_Extract to read_.
######
Underground doesn’t mean just dirt, it is the basement on which today’s Virginia is built. The Virginia Living Museum’s Underground Gallery is a journey back through Virginia’s ancient past, a past that has created a rich and colorful present.


Dinosaurs

The Virginia Living Museum exhibits a trackway left nearly 210 million years ago in what was a vast swampy plain near Culpeper, Virginia. Named Kayentapus, the tracks are the largest meat-eating dinosaur tracks found in Virginia so far. The trackway, with four tracks, was part of almost 2,000 fossil footprints of dinosaurs and other reptiles uncovered at the Culpeper Stone Company quarry near Stevensburg in 1989.

The museum also exhibits a sculpture of an adult dinosaur that is an artistic interpretation of a living, hunting, dynamic predator in action – a dinosaur that would have been similar to, but not exactly the same as, the dinosaur that left the trackway. The sculpture was created by Keith Strasser of Middle Island, N.Y.

The outdoor Dinosaur Discovery Trail, opened in 2016, displays life-like replicas of 16 dinosaurs. The area also includes a Paleo camp, dig pits for amateur paleontologists,  and displays of dinosaur and other fossils, including an actual whale specimen from Hampton Roads.


Fossils, Gems and Minerals

Using living animals and environments today, we can compare fossils to creatures alive today to estimate what life was like in ancient times.

The museum’s fossil wall is a cross section made to resemble sites along the James River near Chippokes State Park. The wall starts at the top with today’s topsoil and goes down through the fossil-poor sediment from the ice ages to a fossil-rich layer from 3.5 to 5 million years ago when the ocean extended to Richmond, to lower layers filled with large scallops, oysters and clams common to 5 to 7 million years ago.

The Morefield Gem Mine in Amelia County is the site of ancient volcanic activity. Hot molten magma squeezed into native rock. As it cooled slowly and stayed underground, it formed a pegmatite from which minerals settled out. The majority of precious gems come from pegmatite that has cooled very slowly.


Caves

Caves are so important to their inhabitants and surrounding ecosystems, both above and below ground, that they are protected by state and federal laws. Caves form in Virginia primarily in the limestone regions of the Appalachian mountains. Water combined with carbonic acid can enter the limestone through cracks and slowly eat away at the rock. Eventually large rooms, passages and drip stone formations can form over thousands of years.

In addition to displaying cave formations, the museum exhibits some common cave creatures that live part of their lives in caves, such as pack rats, long-tailed salamanders and cave crickets and those animals, called troglobites, that spend their entire lives inside caves.
######
_Given records_.
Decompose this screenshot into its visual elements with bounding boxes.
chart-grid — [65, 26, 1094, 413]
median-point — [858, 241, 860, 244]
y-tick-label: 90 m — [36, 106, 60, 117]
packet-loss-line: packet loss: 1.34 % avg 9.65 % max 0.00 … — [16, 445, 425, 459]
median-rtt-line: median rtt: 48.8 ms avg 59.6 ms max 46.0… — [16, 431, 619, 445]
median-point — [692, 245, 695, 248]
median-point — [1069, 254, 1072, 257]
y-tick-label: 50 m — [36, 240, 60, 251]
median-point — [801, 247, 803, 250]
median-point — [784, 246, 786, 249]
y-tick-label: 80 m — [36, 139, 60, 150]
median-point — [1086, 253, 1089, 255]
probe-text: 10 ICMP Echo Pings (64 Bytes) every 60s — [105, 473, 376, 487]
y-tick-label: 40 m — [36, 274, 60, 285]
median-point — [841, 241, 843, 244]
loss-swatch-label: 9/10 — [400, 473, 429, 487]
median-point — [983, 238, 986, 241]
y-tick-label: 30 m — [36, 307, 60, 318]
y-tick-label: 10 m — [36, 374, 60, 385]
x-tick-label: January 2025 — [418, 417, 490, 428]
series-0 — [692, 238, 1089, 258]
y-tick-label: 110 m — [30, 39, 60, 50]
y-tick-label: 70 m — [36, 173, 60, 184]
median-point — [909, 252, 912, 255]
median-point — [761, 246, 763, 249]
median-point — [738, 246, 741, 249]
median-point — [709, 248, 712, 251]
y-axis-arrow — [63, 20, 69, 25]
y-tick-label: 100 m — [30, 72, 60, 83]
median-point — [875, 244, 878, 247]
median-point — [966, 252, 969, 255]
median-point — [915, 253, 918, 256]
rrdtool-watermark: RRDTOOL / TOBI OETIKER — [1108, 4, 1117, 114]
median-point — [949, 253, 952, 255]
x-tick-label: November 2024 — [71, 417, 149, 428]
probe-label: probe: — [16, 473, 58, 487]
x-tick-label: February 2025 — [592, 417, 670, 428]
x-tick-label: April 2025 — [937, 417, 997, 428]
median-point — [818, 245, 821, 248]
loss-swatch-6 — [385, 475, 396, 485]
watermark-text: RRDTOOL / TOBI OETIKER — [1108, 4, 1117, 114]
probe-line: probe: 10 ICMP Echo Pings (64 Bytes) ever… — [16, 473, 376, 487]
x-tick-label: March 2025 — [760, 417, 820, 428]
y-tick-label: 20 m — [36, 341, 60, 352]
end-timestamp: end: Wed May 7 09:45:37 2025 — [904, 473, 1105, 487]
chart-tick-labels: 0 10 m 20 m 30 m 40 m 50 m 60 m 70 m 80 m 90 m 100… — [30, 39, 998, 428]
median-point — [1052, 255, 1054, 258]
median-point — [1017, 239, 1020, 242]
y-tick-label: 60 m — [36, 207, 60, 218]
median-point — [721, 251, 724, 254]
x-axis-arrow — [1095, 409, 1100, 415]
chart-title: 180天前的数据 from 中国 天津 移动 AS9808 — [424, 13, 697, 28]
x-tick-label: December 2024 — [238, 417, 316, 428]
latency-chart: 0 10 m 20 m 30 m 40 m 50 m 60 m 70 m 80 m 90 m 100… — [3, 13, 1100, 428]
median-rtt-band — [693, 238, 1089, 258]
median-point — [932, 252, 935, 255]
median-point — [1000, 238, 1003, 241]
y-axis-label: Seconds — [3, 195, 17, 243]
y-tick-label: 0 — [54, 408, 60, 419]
######
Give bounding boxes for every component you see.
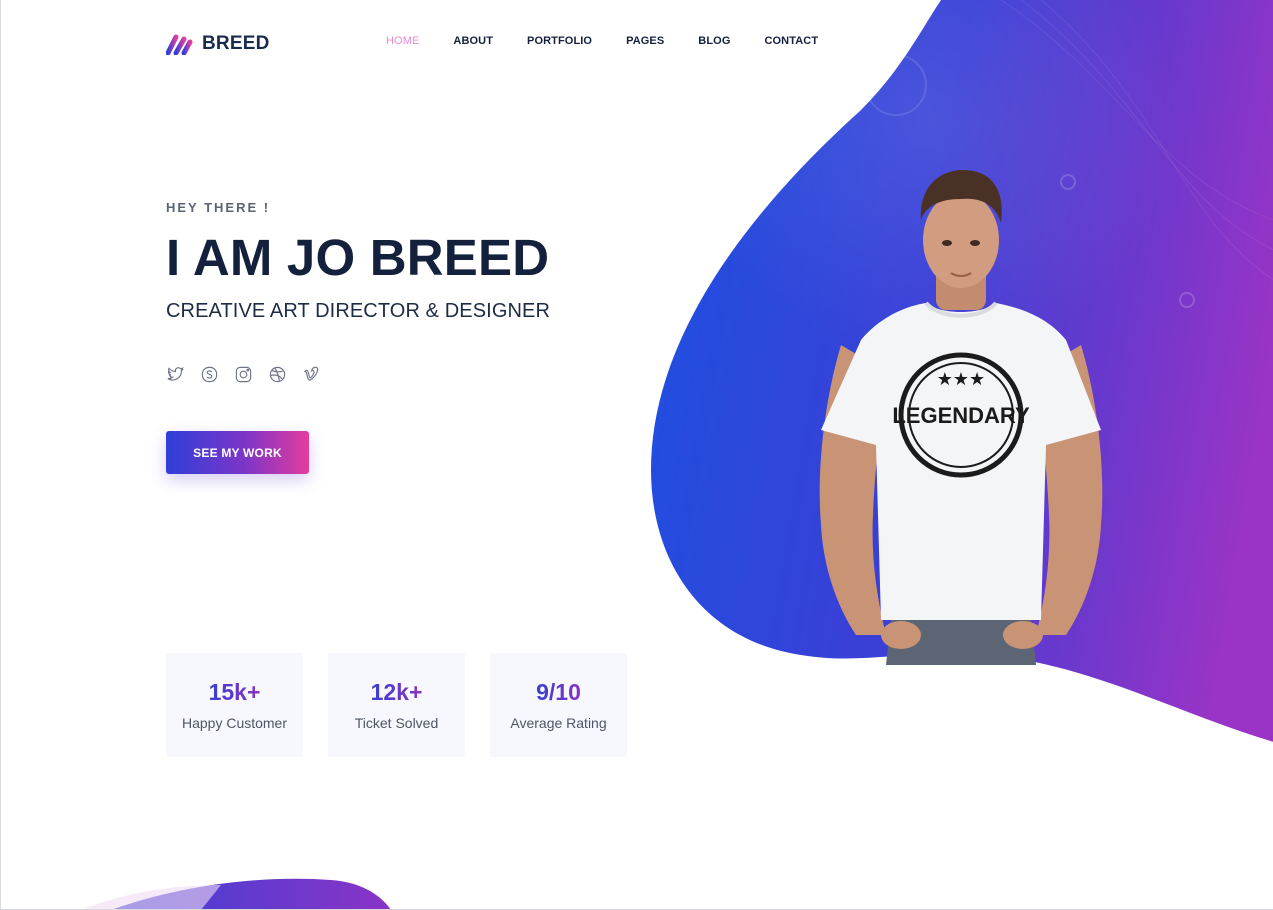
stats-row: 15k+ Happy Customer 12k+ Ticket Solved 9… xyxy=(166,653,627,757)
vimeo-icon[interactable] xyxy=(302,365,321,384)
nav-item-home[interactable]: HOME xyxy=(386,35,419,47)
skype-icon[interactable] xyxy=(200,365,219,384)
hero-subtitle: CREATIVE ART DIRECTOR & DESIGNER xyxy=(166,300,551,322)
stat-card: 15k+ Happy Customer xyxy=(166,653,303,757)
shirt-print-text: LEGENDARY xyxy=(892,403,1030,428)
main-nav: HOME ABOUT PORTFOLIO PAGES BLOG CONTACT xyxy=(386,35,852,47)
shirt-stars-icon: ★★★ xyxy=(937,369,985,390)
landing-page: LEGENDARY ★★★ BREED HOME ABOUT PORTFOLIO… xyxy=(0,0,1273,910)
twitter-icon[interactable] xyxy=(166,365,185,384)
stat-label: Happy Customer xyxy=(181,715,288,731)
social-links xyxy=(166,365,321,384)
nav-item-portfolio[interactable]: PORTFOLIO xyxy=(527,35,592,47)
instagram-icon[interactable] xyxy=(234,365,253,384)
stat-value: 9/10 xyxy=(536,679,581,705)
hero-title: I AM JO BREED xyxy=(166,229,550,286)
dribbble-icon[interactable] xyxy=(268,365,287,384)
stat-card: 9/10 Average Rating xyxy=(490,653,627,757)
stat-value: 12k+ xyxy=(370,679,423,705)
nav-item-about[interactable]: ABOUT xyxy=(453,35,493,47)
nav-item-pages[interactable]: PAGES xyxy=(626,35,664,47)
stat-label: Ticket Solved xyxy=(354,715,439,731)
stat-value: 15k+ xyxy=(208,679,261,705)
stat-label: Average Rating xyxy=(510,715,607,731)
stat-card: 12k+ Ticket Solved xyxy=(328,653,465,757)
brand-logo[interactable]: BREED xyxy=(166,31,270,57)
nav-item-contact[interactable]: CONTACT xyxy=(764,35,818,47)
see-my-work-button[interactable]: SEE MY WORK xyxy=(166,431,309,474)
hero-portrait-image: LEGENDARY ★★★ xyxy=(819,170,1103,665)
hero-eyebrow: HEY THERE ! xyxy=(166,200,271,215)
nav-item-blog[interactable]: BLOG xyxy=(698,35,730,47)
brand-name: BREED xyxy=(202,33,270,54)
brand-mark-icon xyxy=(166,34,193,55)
######
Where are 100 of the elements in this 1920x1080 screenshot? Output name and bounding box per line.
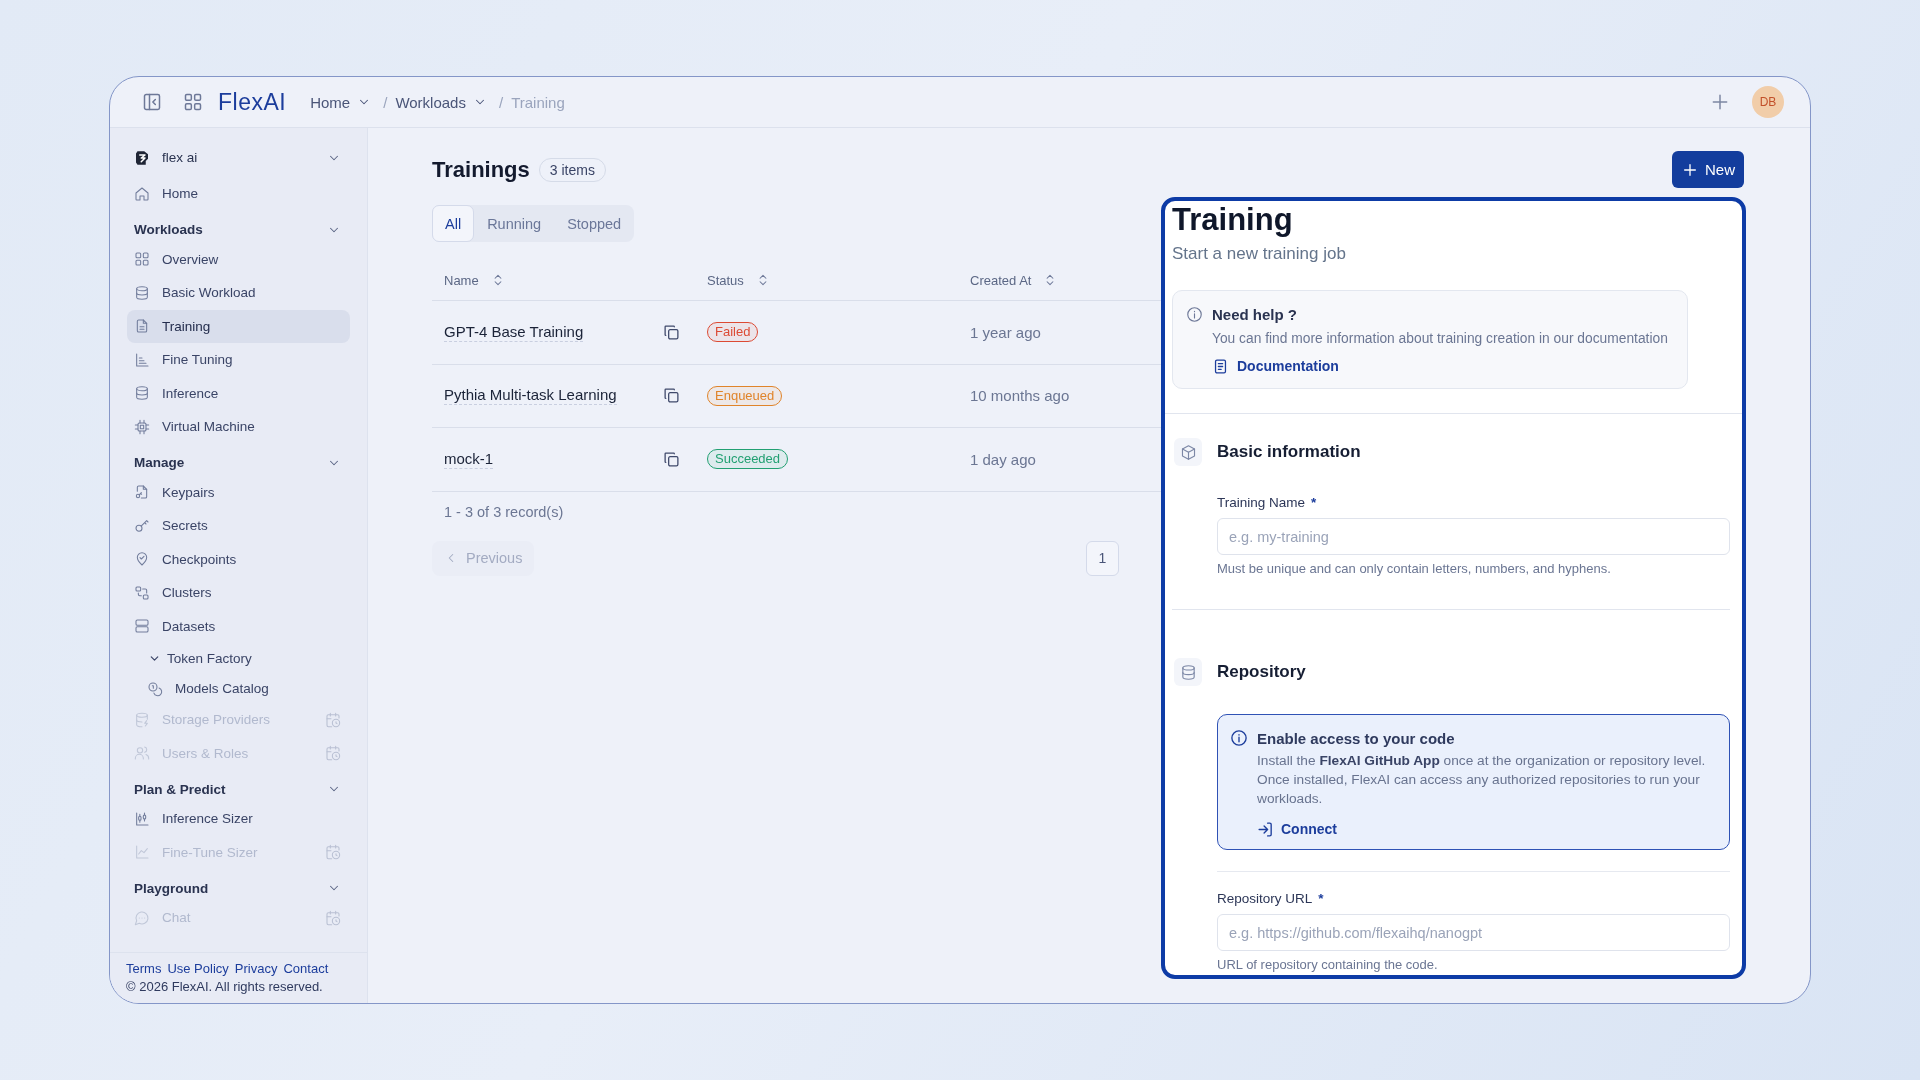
######
_Exercise tasks_.
1: In the museum gallery text, what year were the Culpeper Stone Company quarry footprints uncovered?
2: Echo the rows starting at the line that contains "Decompose this screenshot" and ending at the line that contains "y-tick-label: 50 m — [36, 240, 60, 251]", including both of those lines.
The museum text and the rows come from different sources.

_Answers given_.
1: 1989

2:
Decompose this screenshot into its visual elements with bounding boxes.
chart-grid — [65, 26, 1094, 413]
median-point — [858, 241, 860, 244]
y-tick-label: 90 m — [36, 106, 60, 117]
packet-loss-line: packet loss: 1.34 % avg 9.65 % max 0.00 … — [16, 445, 425, 459]
median-rtt-line: median rtt: 48.8 ms avg 59.6 ms max 46.0… — [16, 431, 619, 445]
median-point — [692, 245, 695, 248]
median-point — [1069, 254, 1072, 257]
y-tick-label: 50 m — [36, 240, 60, 251]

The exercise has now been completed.